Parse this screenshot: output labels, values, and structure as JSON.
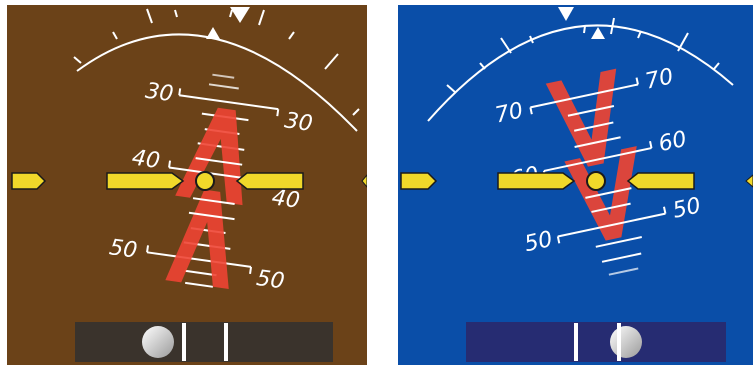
{
  "colors": {
    "ground": "#6b4218",
    "sky": "#0a4ea8",
    "chevron": "#ee4433",
    "symbol_yellow": "#f0d82a",
    "symbol_outline": "#1a1a1a",
    "slip_bar_left": "#3a332c",
    "slip_bar_right": "#262c72",
    "markings": "#ffffff"
  },
  "panels": {
    "nose_high": {
      "description_attitude": "nose-down ground view",
      "chevron_direction": "up",
      "pitch_labels": [
        "30",
        "30",
        "40",
        "40",
        "50",
        "50"
      ],
      "slip_indicator": "ball",
      "icons": [
        "roll-pointer-icon",
        "aircraft-symbol-icon",
        "slip-ball-icon"
      ]
    },
    "nose_low": {
      "chevron_direction": "down",
      "pitch_labels": [
        "70",
        "70",
        "60",
        "60",
        "50",
        "50"
      ],
      "slip_indicator": "ball",
      "icons": [
        "roll-pointer-icon",
        "aircraft-symbol-icon",
        "slip-ball-icon"
      ]
    }
  }
}
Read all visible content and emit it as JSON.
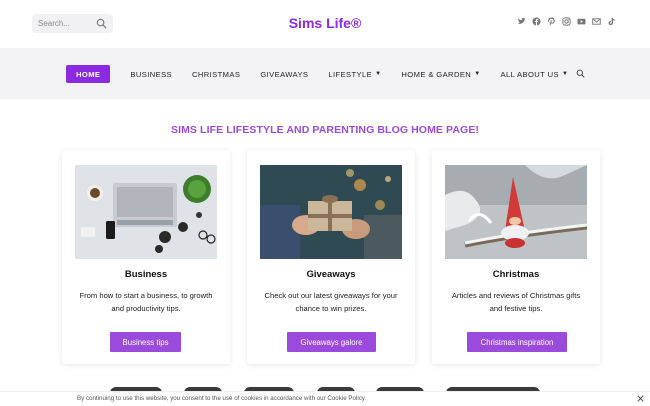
{
  "header": {
    "brand": "Sims Life®",
    "search_placeholder": "Search...",
    "social_icons": [
      "twitter-icon",
      "facebook-icon",
      "pinterest-icon",
      "instagram-icon",
      "youtube-icon",
      "email-icon",
      "tiktok-icon"
    ]
  },
  "nav": {
    "items": [
      {
        "label": "HOME",
        "active": true
      },
      {
        "label": "BUSINESS"
      },
      {
        "label": "CHRISTMAS"
      },
      {
        "label": "GIVEAWAYS"
      },
      {
        "label": "LIFESTYLE",
        "dropdown": true
      },
      {
        "label": "HOME & GARDEN",
        "dropdown": true
      },
      {
        "label": "ALL ABOUT US",
        "dropdown": true
      }
    ]
  },
  "main": {
    "headline": "SIMS LIFE LIFESTYLE AND PARENTING BLOG HOME PAGE!",
    "cards": [
      {
        "title": "Business",
        "desc": "From how to start a business, to growth and productivity tips.",
        "button": "Business tips"
      },
      {
        "title": "Giveaways",
        "desc": "Check out our latest giveaways for your chance to win prizes.",
        "button": "Giveaways galore"
      },
      {
        "title": "Christmas",
        "desc": "Articles and reviews of Christmas gifts and festive tips.",
        "button": "Christmas inspiration"
      }
    ]
  },
  "cookie": {
    "message": "By continuing to use this website, you consent to the use of cookies in accordance with our Cookie Policy."
  },
  "colors": {
    "accent": "#8a2be2",
    "button": "#9b4bdc",
    "nav_bg": "#f3f3f5"
  }
}
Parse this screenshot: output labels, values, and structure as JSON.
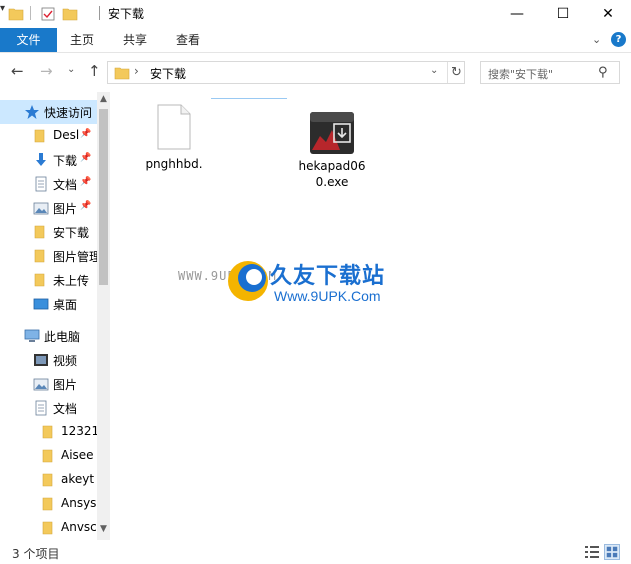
{
  "window": {
    "title": "安下载",
    "minimize": "—",
    "maximize": "☐",
    "close": "✕"
  },
  "ribbon": {
    "tabs": [
      "文件",
      "主页",
      "共享",
      "查看"
    ]
  },
  "address": {
    "path": "安下载",
    "search_placeholder": "搜索\"安下载\""
  },
  "nav_pane": {
    "items": [
      {
        "label": "快速访问",
        "icon": "star-icon",
        "pinned": false
      },
      {
        "label": "Desl",
        "icon": "folder-icon",
        "pinned": true
      },
      {
        "label": "下载",
        "icon": "download-icon",
        "pinned": true
      },
      {
        "label": "文档",
        "icon": "document-icon",
        "pinned": true
      },
      {
        "label": "图片",
        "icon": "picture-icon",
        "pinned": true
      },
      {
        "label": "安下载",
        "icon": "folder-icon",
        "pinned": false
      },
      {
        "label": "图片管理",
        "icon": "folder-icon",
        "pinned": false
      },
      {
        "label": "未上传",
        "icon": "folder-icon",
        "pinned": false
      },
      {
        "label": "桌面",
        "icon": "desktop-icon",
        "pinned": false
      },
      {
        "label": "此电脑",
        "icon": "computer-icon",
        "pinned": false
      },
      {
        "label": "视频",
        "icon": "video-icon",
        "pinned": false
      },
      {
        "label": "图片",
        "icon": "picture-icon",
        "pinned": false
      },
      {
        "label": "文档",
        "icon": "document-icon",
        "pinned": false
      },
      {
        "label": "12321",
        "icon": "folder-icon",
        "pinned": false
      },
      {
        "label": "Aisee",
        "icon": "folder-icon",
        "pinned": false
      },
      {
        "label": "akeyt",
        "icon": "folder-icon",
        "pinned": false
      },
      {
        "label": "Ansys",
        "icon": "folder-icon",
        "pinned": false
      },
      {
        "label": "Anvsc",
        "icon": "folder-icon",
        "pinned": false
      }
    ]
  },
  "files": [
    {
      "name": "pnghhbd.",
      "icon": "blank-file-icon"
    },
    {
      "name": "hekapad060.exe",
      "icon": "exe-icon"
    }
  ],
  "watermark": {
    "small_url": "WWW.9UPK.COM",
    "title": "久友下载站",
    "url": "Www.9UPK.Com"
  },
  "status": {
    "count": "3 个项目"
  }
}
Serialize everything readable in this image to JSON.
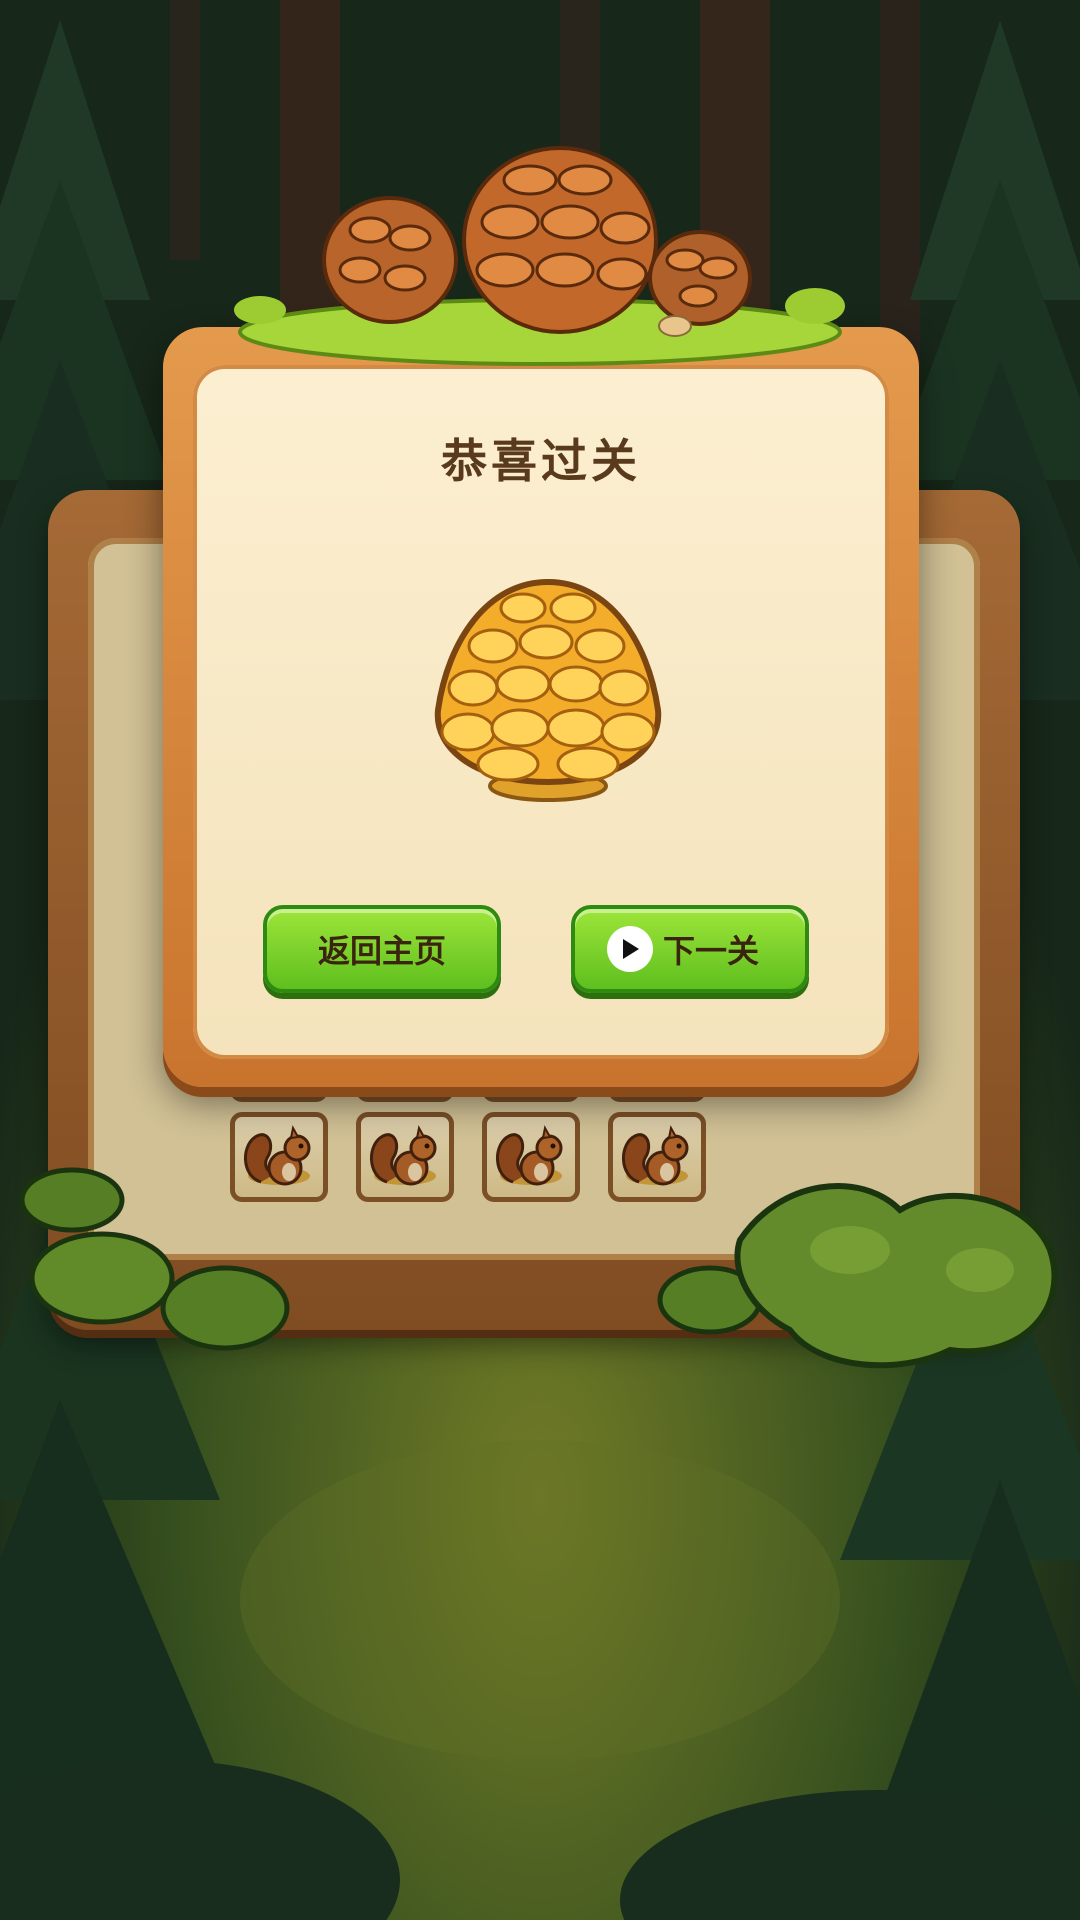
{
  "dialog": {
    "title": "恭喜过关",
    "home_button": "返回主页",
    "next_button": "下一关"
  },
  "icons": {
    "reward": "golden-pinecone-icon",
    "play": "play-icon",
    "tile": "squirrel-icon"
  },
  "colors": {
    "button_green": "#7ed22a",
    "frame_orange": "#d6843a",
    "panel_cream": "#f8e9c6",
    "title_brown": "#5a3a1c"
  }
}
**********
Task prompt. Copy the whole of the material above exactly, but not its images.

Exercise solution.
Parse this screenshot: output labels, values, and structure as JSON.
{
  "colors": {
    "ground": "#6b4218",
    "sky": "#0a4ea8",
    "chevron": "#ee4433",
    "symbol_yellow": "#f0d82a",
    "symbol_outline": "#1a1a1a",
    "slip_bar_left": "#3a332c",
    "slip_bar_right": "#262c72",
    "markings": "#ffffff"
  },
  "panels": {
    "nose_high": {
      "description_attitude": "nose-down ground view",
      "chevron_direction": "up",
      "pitch_labels": [
        "30",
        "30",
        "40",
        "40",
        "50",
        "50"
      ],
      "slip_indicator": "ball",
      "icons": [
        "roll-pointer-icon",
        "aircraft-symbol-icon",
        "slip-ball-icon"
      ]
    },
    "nose_low": {
      "chevron_direction": "down",
      "pitch_labels": [
        "70",
        "70",
        "60",
        "60",
        "50",
        "50"
      ],
      "slip_indicator": "ball",
      "icons": [
        "roll-pointer-icon",
        "aircraft-symbol-icon",
        "slip-ball-icon"
      ]
    }
  }
}
Read all visible content and emit it as JSON.
{
  "header": {
    "brand": "Sims Life®",
    "search_placeholder": "Search...",
    "social_icons": [
      "twitter-icon",
      "facebook-icon",
      "pinterest-icon",
      "instagram-icon",
      "youtube-icon",
      "email-icon",
      "tiktok-icon"
    ]
  },
  "nav": {
    "items": [
      {
        "label": "HOME",
        "active": true
      },
      {
        "label": "BUSINESS"
      },
      {
        "label": "CHRISTMAS"
      },
      {
        "label": "GIVEAWAYS"
      },
      {
        "label": "LIFESTYLE",
        "dropdown": true
      },
      {
        "label": "HOME & GARDEN",
        "dropdown": true
      },
      {
        "label": "ALL ABOUT US",
        "dropdown": true
      }
    ]
  },
  "main": {
    "headline": "SIMS LIFE LIFESTYLE AND PARENTING BLOG HOME PAGE!",
    "cards": [
      {
        "title": "Business",
        "desc": "From how to start a business, to growth and productivity tips.",
        "button": "Business tips"
      },
      {
        "title": "Giveaways",
        "desc": "Check out our latest giveaways for your chance to win prizes.",
        "button": "Giveaways galore"
      },
      {
        "title": "Christmas",
        "desc": "Articles and reviews of Christmas gifts and festive tips.",
        "button": "Christmas inspiration"
      }
    ]
  },
  "cookie": {
    "message": "By continuing to use this website, you consent to the use of cookies in accordance with our Cookie Policy."
  },
  "colors": {
    "accent": "#8a2be2",
    "button": "#9b4bdc",
    "nav_bg": "#f3f3f5"
  }
}
Parse this screenshot: output labels, values, and structure as JSON.
{
  "window": {
    "title": "安下载",
    "minimize": "—",
    "maximize": "☐",
    "close": "✕"
  },
  "ribbon": {
    "tabs": [
      "文件",
      "主页",
      "共享",
      "查看"
    ]
  },
  "address": {
    "path": "安下载",
    "search_placeholder": "搜索\"安下载\""
  },
  "nav_pane": {
    "items": [
      {
        "label": "快速访问",
        "icon": "star-icon",
        "pinned": false
      },
      {
        "label": "Desl",
        "icon": "folder-icon",
        "pinned": true
      },
      {
        "label": "下载",
        "icon": "download-icon",
        "pinned": true
      },
      {
        "label": "文档",
        "icon": "document-icon",
        "pinned": true
      },
      {
        "label": "图片",
        "icon": "picture-icon",
        "pinned": true
      },
      {
        "label": "安下载",
        "icon": "folder-icon",
        "pinned": false
      },
      {
        "label": "图片管理",
        "icon": "folder-icon",
        "pinned": false
      },
      {
        "label": "未上传",
        "icon": "folder-icon",
        "pinned": false
      },
      {
        "label": "桌面",
        "icon": "desktop-icon",
        "pinned": false
      },
      {
        "label": "此电脑",
        "icon": "computer-icon",
        "pinned": false
      },
      {
        "label": "视频",
        "icon": "video-icon",
        "pinned": false
      },
      {
        "label": "图片",
        "icon": "picture-icon",
        "pinned": false
      },
      {
        "label": "文档",
        "icon": "document-icon",
        "pinned": false
      },
      {
        "label": "12321",
        "icon": "folder-icon",
        "pinned": false
      },
      {
        "label": "Aisee",
        "icon": "folder-icon",
        "pinned": false
      },
      {
        "label": "akeyt",
        "icon": "folder-icon",
        "pinned": false
      },
      {
        "label": "Ansys",
        "icon": "folder-icon",
        "pinned": false
      },
      {
        "label": "Anvsc",
        "icon": "folder-icon",
        "pinned": false
      }
    ]
  },
  "files": [
    {
      "name": "pnghhbd.",
      "icon": "blank-file-icon"
    },
    {
      "name": "hekapad060.exe",
      "icon": "exe-icon"
    }
  ],
  "watermark": {
    "small_url": "WWW.9UPK.COM",
    "title": "久友下载站",
    "url": "Www.9UPK.Com"
  },
  "status": {
    "count": "3 个项目"
  }
}
Serialize everything readable in this image to JSON.
{
  "dialog": {
    "title": "恭喜过关",
    "home_button": "返回主页",
    "next_button": "下一关"
  },
  "icons": {
    "reward": "golden-pinecone-icon",
    "play": "play-icon",
    "tile": "squirrel-icon"
  },
  "colors": {
    "button_green": "#7ed22a",
    "frame_orange": "#d6843a",
    "panel_cream": "#f8e9c6",
    "title_brown": "#5a3a1c"
  }
}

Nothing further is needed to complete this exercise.